— Available data —
* START *
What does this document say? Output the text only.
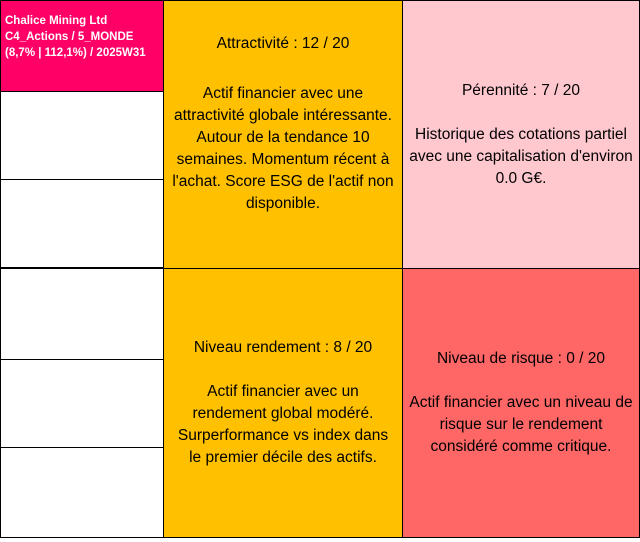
Chalice Mining Ltd
C4_Actions / 5_MONDE
(8,7% | 112,1%) / 2025W31
Attractivité : 12 / 20
Actif financier avec une attractivité globale intéressante. Autour de la tendance 10 semaines. Momentum récent à l'achat. Score ESG de l'actif non disponible.
Pérennité : 7 / 20
Historique des cotations partiel avec une capitalisation d'environ 0.0 G€.
Niveau rendement : 8 / 20
Actif financier avec un rendement global modéré. Surperformance vs index dans le premier décile des actifs.
Niveau de risque : 0 / 20
Actif financier avec un niveau de risque sur le rendement considéré comme critique.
* END *
— Written request —
Above are the records; copy every line in them that holds the word "avec".

— Result for this exercise —
Actif financier avec une attractivité globale intéressante. Autour de la tendance 10 semaines. Momentum récent à l'achat. Score ESG de l'actif non disponible.
Historique des cotations partiel avec une capitalisation d'environ 0.0 G€.
Actif financier avec un rendement global modéré. Surperformance vs index dans le premier décile des actifs.
Actif financier avec un niveau de risque sur le rendement considéré comme critique.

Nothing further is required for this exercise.